Short task:
Look through the entries below and report how many lines hold the string "name". Only the number is wanted.

## Start Exercise data

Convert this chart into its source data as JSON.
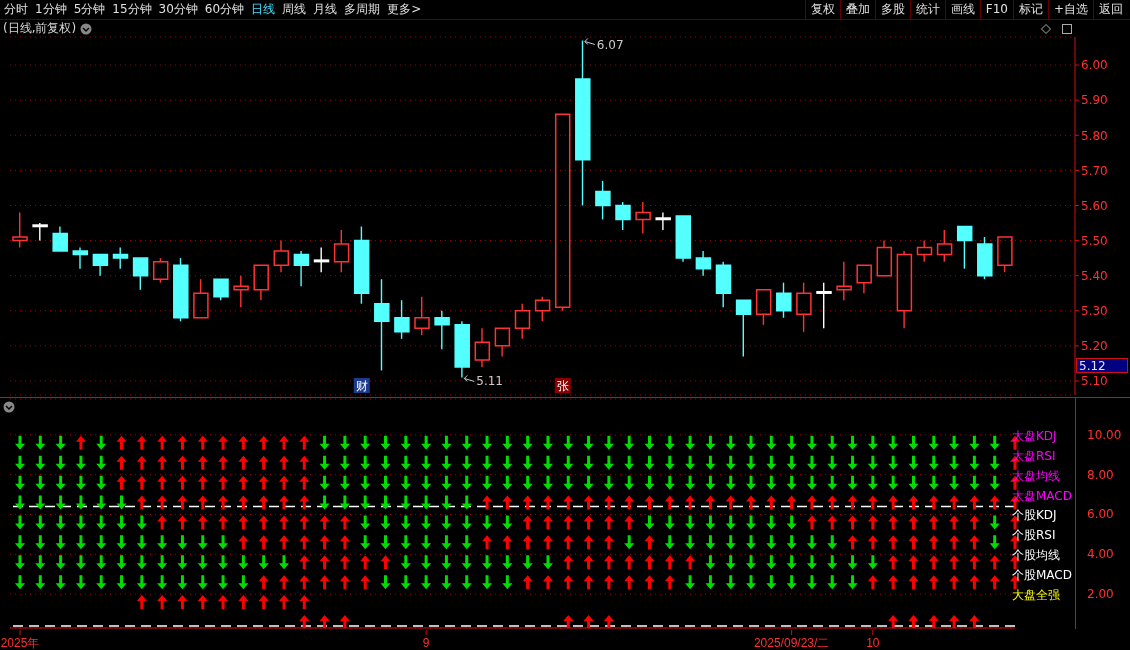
{
  "chart_data": [
    {
      "type": "candlestick",
      "title": "(日线,前复权)",
      "ohlc": [
        [
          5.5,
          5.58,
          5.48,
          5.51
        ],
        [
          5.54,
          5.55,
          5.5,
          5.54
        ],
        [
          5.52,
          5.54,
          5.47,
          5.47
        ],
        [
          5.47,
          5.48,
          5.42,
          5.46
        ],
        [
          5.46,
          5.46,
          5.4,
          5.43
        ],
        [
          5.46,
          5.48,
          5.42,
          5.45
        ],
        [
          5.45,
          5.45,
          5.36,
          5.4
        ],
        [
          5.39,
          5.45,
          5.38,
          5.44
        ],
        [
          5.43,
          5.45,
          5.27,
          5.28
        ],
        [
          5.28,
          5.39,
          5.28,
          5.35
        ],
        [
          5.39,
          5.39,
          5.33,
          5.34
        ],
        [
          5.36,
          5.4,
          5.31,
          5.37
        ],
        [
          5.36,
          5.43,
          5.33,
          5.43
        ],
        [
          5.43,
          5.5,
          5.41,
          5.47
        ],
        [
          5.46,
          5.47,
          5.37,
          5.43
        ],
        [
          5.44,
          5.48,
          5.41,
          5.44
        ],
        [
          5.44,
          5.53,
          5.41,
          5.49
        ],
        [
          5.5,
          5.54,
          5.32,
          5.35
        ],
        [
          5.32,
          5.39,
          5.13,
          5.27
        ],
        [
          5.28,
          5.33,
          5.22,
          5.24
        ],
        [
          5.25,
          5.34,
          5.23,
          5.28
        ],
        [
          5.28,
          5.3,
          5.19,
          5.26
        ],
        [
          5.26,
          5.27,
          5.11,
          5.14
        ],
        [
          5.16,
          5.25,
          5.14,
          5.21
        ],
        [
          5.2,
          5.25,
          5.17,
          5.25
        ],
        [
          5.25,
          5.32,
          5.22,
          5.3
        ],
        [
          5.3,
          5.34,
          5.27,
          5.33
        ],
        [
          5.31,
          5.86,
          5.3,
          5.86
        ],
        [
          5.96,
          6.07,
          5.6,
          5.73
        ],
        [
          5.64,
          5.67,
          5.56,
          5.6
        ],
        [
          5.6,
          5.61,
          5.53,
          5.56
        ],
        [
          5.56,
          5.61,
          5.52,
          5.58
        ],
        [
          5.56,
          5.58,
          5.53,
          5.56
        ],
        [
          5.57,
          5.57,
          5.44,
          5.45
        ],
        [
          5.45,
          5.47,
          5.4,
          5.42
        ],
        [
          5.43,
          5.44,
          5.31,
          5.35
        ],
        [
          5.33,
          5.33,
          5.17,
          5.29
        ],
        [
          5.29,
          5.36,
          5.26,
          5.36
        ],
        [
          5.35,
          5.38,
          5.28,
          5.3
        ],
        [
          5.29,
          5.38,
          5.24,
          5.35
        ],
        [
          5.35,
          5.38,
          5.25,
          5.35
        ],
        [
          5.36,
          5.44,
          5.33,
          5.37
        ],
        [
          5.38,
          5.43,
          5.35,
          5.43
        ],
        [
          5.4,
          5.5,
          5.4,
          5.48
        ],
        [
          5.3,
          5.47,
          5.25,
          5.46
        ],
        [
          5.46,
          5.5,
          5.44,
          5.48
        ],
        [
          5.46,
          5.53,
          5.44,
          5.49
        ],
        [
          5.54,
          5.54,
          5.42,
          5.5
        ],
        [
          5.49,
          5.51,
          5.39,
          5.4
        ],
        [
          5.43,
          5.51,
          5.41,
          5.51
        ]
      ],
      "colors": [
        "#ff3232",
        "#ffffff",
        "#54ffff",
        "#54ffff",
        "#54ffff",
        "#54ffff",
        "#54ffff",
        "#ff3232",
        "#54ffff",
        "#ff3232",
        "#54ffff",
        "#ff3232",
        "#ff3232",
        "#ff3232",
        "#54ffff",
        "#ffffff",
        "#ff3232",
        "#54ffff",
        "#54ffff",
        "#54ffff",
        "#ff3232",
        "#54ffff",
        "#54ffff",
        "#ff3232",
        "#ff3232",
        "#ff3232",
        "#ff3232",
        "#ff3232",
        "#54ffff",
        "#54ffff",
        "#54ffff",
        "#ff3232",
        "#ffffff",
        "#54ffff",
        "#54ffff",
        "#54ffff",
        "#54ffff",
        "#ff3232",
        "#54ffff",
        "#ff3232",
        "#ffffff",
        "#ff3232",
        "#ff3232",
        "#ff3232",
        "#ff3232",
        "#ff3232",
        "#ff3232",
        "#54ffff",
        "#54ffff",
        "#ff3232"
      ],
      "ylim": [
        5.06,
        6.08
      ],
      "yticks": [
        {
          "value": 5.1,
          "label": "5.10"
        },
        {
          "value": 5.2,
          "label": "5.20"
        },
        {
          "value": 5.3,
          "label": "5.30"
        },
        {
          "value": 5.4,
          "label": "5.40"
        },
        {
          "value": 5.5,
          "label": "5.50"
        },
        {
          "value": 5.6,
          "label": "5.60"
        },
        {
          "value": 5.7,
          "label": "5.70"
        },
        {
          "value": 5.8,
          "label": "5.80"
        },
        {
          "value": 5.9,
          "label": "5.90"
        },
        {
          "value": 6.0,
          "label": "6.00"
        }
      ],
      "grid": "y",
      "tick_labels": "y",
      "annotations": [
        "分时",
        "1分钟",
        "5分钟",
        "15分钟",
        "30分钟",
        "60分钟",
        "日线",
        "周线",
        "月线",
        "多周期",
        "更多>",
        "复权",
        "叠加",
        "多股",
        "统计",
        "画线",
        "F10",
        "标记",
        "+自选",
        "返回",
        "财",
        "张",
        "6.07",
        "5.11",
        "5.12"
      ]
    },
    {
      "type": "scatter",
      "categories": [
        "2025年",
        null,
        null,
        null,
        null,
        null,
        null,
        null,
        null,
        null,
        null,
        null,
        null,
        null,
        null,
        null,
        null,
        null,
        null,
        null,
        "9",
        null,
        null,
        null,
        null,
        null,
        null,
        null,
        null,
        null,
        null,
        null,
        null,
        null,
        null,
        null,
        null,
        null,
        "2025/09/23/二",
        null,
        null,
        null,
        "10",
        null,
        null,
        null,
        null,
        null,
        null,
        null
      ],
      "ylim": [
        0.3,
        11.8
      ],
      "yticks": [
        {
          "value": 2,
          "label": "2.00"
        },
        {
          "value": 4,
          "label": "4.00"
        },
        {
          "value": 6,
          "label": "6.00"
        },
        {
          "value": 8,
          "label": "8.00"
        },
        {
          "value": 10,
          "label": "10.00"
        }
      ],
      "grid": "y",
      "ref_lines": [
        {
          "axis": "y",
          "value": 6.4,
          "color": "#ffffff",
          "line_style": "dashed"
        },
        {
          "axis": "y",
          "value": 0.4,
          "color": "#ffffff",
          "line_style": "dashed"
        }
      ],
      "series": [
        {
          "name": "大盘KDJ",
          "color": "#ff00ff",
          "values": [
            9.6,
            9.6,
            9.6,
            9.6,
            9.6,
            9.6,
            9.6,
            9.6,
            9.6,
            9.6,
            9.6,
            9.6,
            9.6,
            9.6,
            9.6,
            9.6,
            9.6,
            9.6,
            9.6,
            9.6,
            9.6,
            9.6,
            9.6,
            9.6,
            9.6,
            9.6,
            9.6,
            9.6,
            9.6,
            9.6,
            9.6,
            9.6,
            9.6,
            9.6,
            9.6,
            9.6,
            9.6,
            9.6,
            9.6,
            9.6,
            9.6,
            9.6,
            9.6,
            9.6,
            9.6,
            9.6,
            9.6,
            9.6,
            9.6,
            9.6
          ],
          "colors": [
            "#00dd00",
            "#00dd00",
            "#00dd00",
            "#ff0000",
            "#00dd00",
            "#ff0000",
            "#ff0000",
            "#ff0000",
            "#ff0000",
            "#ff0000",
            "#ff0000",
            "#ff0000",
            "#ff0000",
            "#ff0000",
            "#ff0000",
            "#00dd00",
            "#00dd00",
            "#00dd00",
            "#00dd00",
            "#00dd00",
            "#00dd00",
            "#00dd00",
            "#00dd00",
            "#00dd00",
            "#00dd00",
            "#00dd00",
            "#00dd00",
            "#00dd00",
            "#00dd00",
            "#00dd00",
            "#00dd00",
            "#00dd00",
            "#00dd00",
            "#00dd00",
            "#00dd00",
            "#00dd00",
            "#00dd00",
            "#00dd00",
            "#00dd00",
            "#00dd00",
            "#00dd00",
            "#00dd00",
            "#00dd00",
            "#00dd00",
            "#00dd00",
            "#00dd00",
            "#00dd00",
            "#00dd00",
            "#00dd00",
            "#ff0000"
          ]
        },
        {
          "name": "大盘RSI",
          "color": "#ff00ff",
          "values": [
            8.6,
            8.6,
            8.6,
            8.6,
            8.6,
            8.6,
            8.6,
            8.6,
            8.6,
            8.6,
            8.6,
            8.6,
            8.6,
            8.6,
            8.6,
            8.6,
            8.6,
            8.6,
            8.6,
            8.6,
            8.6,
            8.6,
            8.6,
            8.6,
            8.6,
            8.6,
            8.6,
            8.6,
            8.6,
            8.6,
            8.6,
            8.6,
            8.6,
            8.6,
            8.6,
            8.6,
            8.6,
            8.6,
            8.6,
            8.6,
            8.6,
            8.6,
            8.6,
            8.6,
            8.6,
            8.6,
            8.6,
            8.6,
            8.6,
            8.6
          ],
          "colors": [
            "#00dd00",
            "#00dd00",
            "#00dd00",
            "#00dd00",
            "#00dd00",
            "#ff0000",
            "#ff0000",
            "#ff0000",
            "#ff0000",
            "#ff0000",
            "#ff0000",
            "#ff0000",
            "#ff0000",
            "#ff0000",
            "#ff0000",
            "#00dd00",
            "#00dd00",
            "#00dd00",
            "#00dd00",
            "#00dd00",
            "#00dd00",
            "#00dd00",
            "#00dd00",
            "#00dd00",
            "#00dd00",
            "#00dd00",
            "#00dd00",
            "#00dd00",
            "#00dd00",
            "#00dd00",
            "#00dd00",
            "#00dd00",
            "#00dd00",
            "#00dd00",
            "#00dd00",
            "#00dd00",
            "#00dd00",
            "#00dd00",
            "#00dd00",
            "#00dd00",
            "#00dd00",
            "#00dd00",
            "#00dd00",
            "#00dd00",
            "#00dd00",
            "#00dd00",
            "#00dd00",
            "#00dd00",
            "#00dd00",
            "#ff0000"
          ]
        },
        {
          "name": "大盘均线",
          "color": "#ff00ff",
          "values": [
            7.6,
            7.6,
            7.6,
            7.6,
            7.6,
            7.6,
            7.6,
            7.6,
            7.6,
            7.6,
            7.6,
            7.6,
            7.6,
            7.6,
            7.6,
            7.6,
            7.6,
            7.6,
            7.6,
            7.6,
            7.6,
            7.6,
            7.6,
            7.6,
            7.6,
            7.6,
            7.6,
            7.6,
            7.6,
            7.6,
            7.6,
            7.6,
            7.6,
            7.6,
            7.6,
            7.6,
            7.6,
            7.6,
            7.6,
            7.6,
            7.6,
            7.6,
            7.6,
            7.6,
            7.6,
            7.6,
            7.6,
            7.6,
            7.6,
            7.6
          ],
          "colors": [
            "#00dd00",
            "#00dd00",
            "#00dd00",
            "#00dd00",
            "#00dd00",
            "#ff0000",
            "#ff0000",
            "#ff0000",
            "#ff0000",
            "#ff0000",
            "#ff0000",
            "#ff0000",
            "#ff0000",
            "#ff0000",
            "#ff0000",
            "#00dd00",
            "#00dd00",
            "#00dd00",
            "#00dd00",
            "#00dd00",
            "#00dd00",
            "#00dd00",
            "#00dd00",
            "#00dd00",
            "#00dd00",
            "#00dd00",
            "#00dd00",
            "#00dd00",
            "#00dd00",
            "#00dd00",
            "#00dd00",
            "#00dd00",
            "#00dd00",
            "#00dd00",
            "#00dd00",
            "#00dd00",
            "#00dd00",
            "#00dd00",
            "#00dd00",
            "#00dd00",
            "#00dd00",
            "#00dd00",
            "#00dd00",
            "#00dd00",
            "#00dd00",
            "#00dd00",
            "#00dd00",
            "#00dd00",
            "#00dd00",
            "#ff0000"
          ]
        },
        {
          "name": "大盘MACD",
          "color": "#ff00ff",
          "values": [
            6.6,
            6.6,
            6.6,
            6.6,
            6.6,
            6.6,
            6.6,
            6.6,
            6.6,
            6.6,
            6.6,
            6.6,
            6.6,
            6.6,
            6.6,
            6.6,
            6.6,
            6.6,
            6.6,
            6.6,
            6.6,
            6.6,
            6.6,
            6.6,
            6.6,
            6.6,
            6.6,
            6.6,
            6.6,
            6.6,
            6.6,
            6.6,
            6.6,
            6.6,
            6.6,
            6.6,
            6.6,
            6.6,
            6.6,
            6.6,
            6.6,
            6.6,
            6.6,
            6.6,
            6.6,
            6.6,
            6.6,
            6.6,
            6.6,
            6.6
          ],
          "colors": [
            "#00dd00",
            "#00dd00",
            "#00dd00",
            "#00dd00",
            "#00dd00",
            "#00dd00",
            "#ff0000",
            "#ff0000",
            "#ff0000",
            "#ff0000",
            "#ff0000",
            "#ff0000",
            "#ff0000",
            "#ff0000",
            "#ff0000",
            "#00dd00",
            "#00dd00",
            "#00dd00",
            "#00dd00",
            "#00dd00",
            "#00dd00",
            "#00dd00",
            "#00dd00",
            "#ff0000",
            "#ff0000",
            "#ff0000",
            "#ff0000",
            "#ff0000",
            "#ff0000",
            "#ff0000",
            "#ff0000",
            "#ff0000",
            "#ff0000",
            "#ff0000",
            "#ff0000",
            "#ff0000",
            "#ff0000",
            "#ff0000",
            "#ff0000",
            "#ff0000",
            "#ff0000",
            "#ff0000",
            "#ff0000",
            "#ff0000",
            "#ff0000",
            "#ff0000",
            "#ff0000",
            "#ff0000",
            "#ff0000",
            "#ff0000"
          ]
        },
        {
          "name": "个股KDJ",
          "color": "#ffffff",
          "values": [
            5.6,
            5.6,
            5.6,
            5.6,
            5.6,
            5.6,
            5.6,
            5.6,
            5.6,
            5.6,
            5.6,
            5.6,
            5.6,
            5.6,
            5.6,
            5.6,
            5.6,
            5.6,
            5.6,
            5.6,
            5.6,
            5.6,
            5.6,
            5.6,
            5.6,
            5.6,
            5.6,
            5.6,
            5.6,
            5.6,
            5.6,
            5.6,
            5.6,
            5.6,
            5.6,
            5.6,
            5.6,
            5.6,
            5.6,
            5.6,
            5.6,
            5.6,
            5.6,
            5.6,
            5.6,
            5.6,
            5.6,
            5.6,
            5.6,
            5.6
          ],
          "colors": [
            "#00dd00",
            "#00dd00",
            "#00dd00",
            "#00dd00",
            "#00dd00",
            "#00dd00",
            "#00dd00",
            "#ff0000",
            "#ff0000",
            "#ff0000",
            "#ff0000",
            "#ff0000",
            "#ff0000",
            "#ff0000",
            "#ff0000",
            "#ff0000",
            "#ff0000",
            "#00dd00",
            "#00dd00",
            "#00dd00",
            "#00dd00",
            "#00dd00",
            "#00dd00",
            "#00dd00",
            "#00dd00",
            "#ff0000",
            "#ff0000",
            "#ff0000",
            "#ff0000",
            "#ff0000",
            "#ff0000",
            "#00dd00",
            "#00dd00",
            "#00dd00",
            "#00dd00",
            "#00dd00",
            "#00dd00",
            "#00dd00",
            "#00dd00",
            "#ff0000",
            "#ff0000",
            "#ff0000",
            "#ff0000",
            "#ff0000",
            "#ff0000",
            "#ff0000",
            "#ff0000",
            "#ff0000",
            "#00dd00",
            "#ff0000"
          ]
        },
        {
          "name": "个股RSI",
          "color": "#ffffff",
          "values": [
            4.6,
            4.6,
            4.6,
            4.6,
            4.6,
            4.6,
            4.6,
            4.6,
            4.6,
            4.6,
            4.6,
            4.6,
            4.6,
            4.6,
            4.6,
            4.6,
            4.6,
            4.6,
            4.6,
            4.6,
            4.6,
            4.6,
            4.6,
            4.6,
            4.6,
            4.6,
            4.6,
            4.6,
            4.6,
            4.6,
            4.6,
            4.6,
            4.6,
            4.6,
            4.6,
            4.6,
            4.6,
            4.6,
            4.6,
            4.6,
            4.6,
            4.6,
            4.6,
            4.6,
            4.6,
            4.6,
            4.6,
            4.6,
            4.6,
            4.6
          ],
          "colors": [
            "#00dd00",
            "#00dd00",
            "#00dd00",
            "#00dd00",
            "#00dd00",
            "#00dd00",
            "#00dd00",
            "#00dd00",
            "#00dd00",
            "#00dd00",
            "#00dd00",
            "#ff0000",
            "#ff0000",
            "#ff0000",
            "#ff0000",
            "#ff0000",
            "#ff0000",
            "#00dd00",
            "#00dd00",
            "#00dd00",
            "#00dd00",
            "#00dd00",
            "#00dd00",
            "#ff0000",
            "#ff0000",
            "#ff0000",
            "#ff0000",
            "#ff0000",
            "#ff0000",
            "#ff0000",
            "#00dd00",
            "#ff0000",
            "#00dd00",
            "#00dd00",
            "#00dd00",
            "#00dd00",
            "#00dd00",
            "#00dd00",
            "#00dd00",
            "#00dd00",
            "#00dd00",
            "#ff0000",
            "#ff0000",
            "#ff0000",
            "#ff0000",
            "#ff0000",
            "#ff0000",
            "#ff0000",
            "#00dd00",
            "#ff0000"
          ]
        },
        {
          "name": "个股均线",
          "color": "#ffffff",
          "values": [
            3.6,
            3.6,
            3.6,
            3.6,
            3.6,
            3.6,
            3.6,
            3.6,
            3.6,
            3.6,
            3.6,
            3.6,
            3.6,
            3.6,
            3.6,
            3.6,
            3.6,
            3.6,
            3.6,
            3.6,
            3.6,
            3.6,
            3.6,
            3.6,
            3.6,
            3.6,
            3.6,
            3.6,
            3.6,
            3.6,
            3.6,
            3.6,
            3.6,
            3.6,
            3.6,
            3.6,
            3.6,
            3.6,
            3.6,
            3.6,
            3.6,
            3.6,
            3.6,
            3.6,
            3.6,
            3.6,
            3.6,
            3.6,
            3.6,
            3.6
          ],
          "colors": [
            "#00dd00",
            "#00dd00",
            "#00dd00",
            "#00dd00",
            "#00dd00",
            "#00dd00",
            "#00dd00",
            "#00dd00",
            "#00dd00",
            "#00dd00",
            "#00dd00",
            "#00dd00",
            "#00dd00",
            "#00dd00",
            "#ff0000",
            "#ff0000",
            "#ff0000",
            "#ff0000",
            "#ff0000",
            "#00dd00",
            "#00dd00",
            "#00dd00",
            "#00dd00",
            "#00dd00",
            "#00dd00",
            "#00dd00",
            "#00dd00",
            "#ff0000",
            "#ff0000",
            "#ff0000",
            "#ff0000",
            "#ff0000",
            "#ff0000",
            "#ff0000",
            "#00dd00",
            "#00dd00",
            "#00dd00",
            "#00dd00",
            "#00dd00",
            "#00dd00",
            "#00dd00",
            "#00dd00",
            "#00dd00",
            "#ff0000",
            "#ff0000",
            "#ff0000",
            "#ff0000",
            "#ff0000",
            "#ff0000",
            "#ff0000"
          ]
        },
        {
          "name": "个股MACD",
          "color": "#ffffff",
          "values": [
            2.6,
            2.6,
            2.6,
            2.6,
            2.6,
            2.6,
            2.6,
            2.6,
            2.6,
            2.6,
            2.6,
            2.6,
            2.6,
            2.6,
            2.6,
            2.6,
            2.6,
            2.6,
            2.6,
            2.6,
            2.6,
            2.6,
            2.6,
            2.6,
            2.6,
            2.6,
            2.6,
            2.6,
            2.6,
            2.6,
            2.6,
            2.6,
            2.6,
            2.6,
            2.6,
            2.6,
            2.6,
            2.6,
            2.6,
            2.6,
            2.6,
            2.6,
            2.6,
            2.6,
            2.6,
            2.6,
            2.6,
            2.6,
            2.6,
            2.6
          ],
          "colors": [
            "#00dd00",
            "#00dd00",
            "#00dd00",
            "#00dd00",
            "#00dd00",
            "#00dd00",
            "#00dd00",
            "#00dd00",
            "#00dd00",
            "#00dd00",
            "#00dd00",
            "#00dd00",
            "#ff0000",
            "#ff0000",
            "#ff0000",
            "#ff0000",
            "#ff0000",
            "#ff0000",
            "#00dd00",
            "#00dd00",
            "#00dd00",
            "#00dd00",
            "#00dd00",
            "#00dd00",
            "#00dd00",
            "#ff0000",
            "#ff0000",
            "#ff0000",
            "#ff0000",
            "#ff0000",
            "#ff0000",
            "#ff0000",
            "#ff0000",
            "#00dd00",
            "#00dd00",
            "#00dd00",
            "#00dd00",
            "#00dd00",
            "#00dd00",
            "#00dd00",
            "#00dd00",
            "#00dd00",
            "#ff0000",
            "#ff0000",
            "#ff0000",
            "#ff0000",
            "#ff0000",
            "#ff0000",
            "#ff0000",
            "#ff0000"
          ]
        },
        {
          "name": "大盘全强",
          "color": "#ffff00",
          "values": [
            null,
            null,
            null,
            null,
            null,
            null,
            1.6,
            1.6,
            1.6,
            1.6,
            1.6,
            1.6,
            1.6,
            1.6,
            1.6,
            null,
            null,
            null,
            null,
            null,
            null,
            null,
            null,
            null,
            null,
            null,
            null,
            null,
            null,
            null,
            null,
            null,
            null,
            null,
            null,
            null,
            null,
            null,
            null,
            null,
            null,
            null,
            null,
            null,
            null,
            null,
            null,
            null,
            null,
            null
          ],
          "colors": [
            null,
            null,
            null,
            null,
            null,
            null,
            "#ff0000",
            "#ff0000",
            "#ff0000",
            "#ff0000",
            "#ff0000",
            "#ff0000",
            "#ff0000",
            "#ff0000",
            "#ff0000",
            null,
            null,
            null,
            null,
            null,
            null,
            null,
            null,
            null,
            null,
            null,
            null,
            null,
            null,
            null,
            null,
            null,
            null,
            null,
            null,
            null,
            null,
            null,
            null,
            null,
            null,
            null,
            null,
            null,
            null,
            null,
            null,
            null,
            null,
            null
          ]
        },
        {
          "values": [
            null,
            null,
            null,
            null,
            null,
            null,
            null,
            null,
            null,
            null,
            null,
            null,
            null,
            null,
            0.6,
            0.6,
            0.6,
            null,
            null,
            null,
            null,
            null,
            null,
            null,
            null,
            null,
            null,
            0.6,
            0.6,
            0.6,
            null,
            null,
            null,
            null,
            null,
            null,
            null,
            null,
            null,
            null,
            null,
            null,
            null,
            0.6,
            0.6,
            0.6,
            0.6,
            0.6,
            null,
            null
          ],
          "colors": [
            null,
            null,
            null,
            null,
            null,
            null,
            null,
            null,
            null,
            null,
            null,
            null,
            null,
            null,
            "#ff0000",
            "#ff0000",
            "#ff0000",
            null,
            null,
            null,
            null,
            null,
            null,
            null,
            null,
            null,
            null,
            "#ff0000",
            "#ff0000",
            "#ff0000",
            null,
            null,
            null,
            null,
            null,
            null,
            null,
            null,
            null,
            null,
            null,
            null,
            null,
            "#ff0000",
            "#ff0000",
            "#ff0000",
            "#ff0000",
            "#ff0000",
            null,
            null
          ]
        }
      ]
    }
  ]
}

## End Exercise data

Expected answer:
9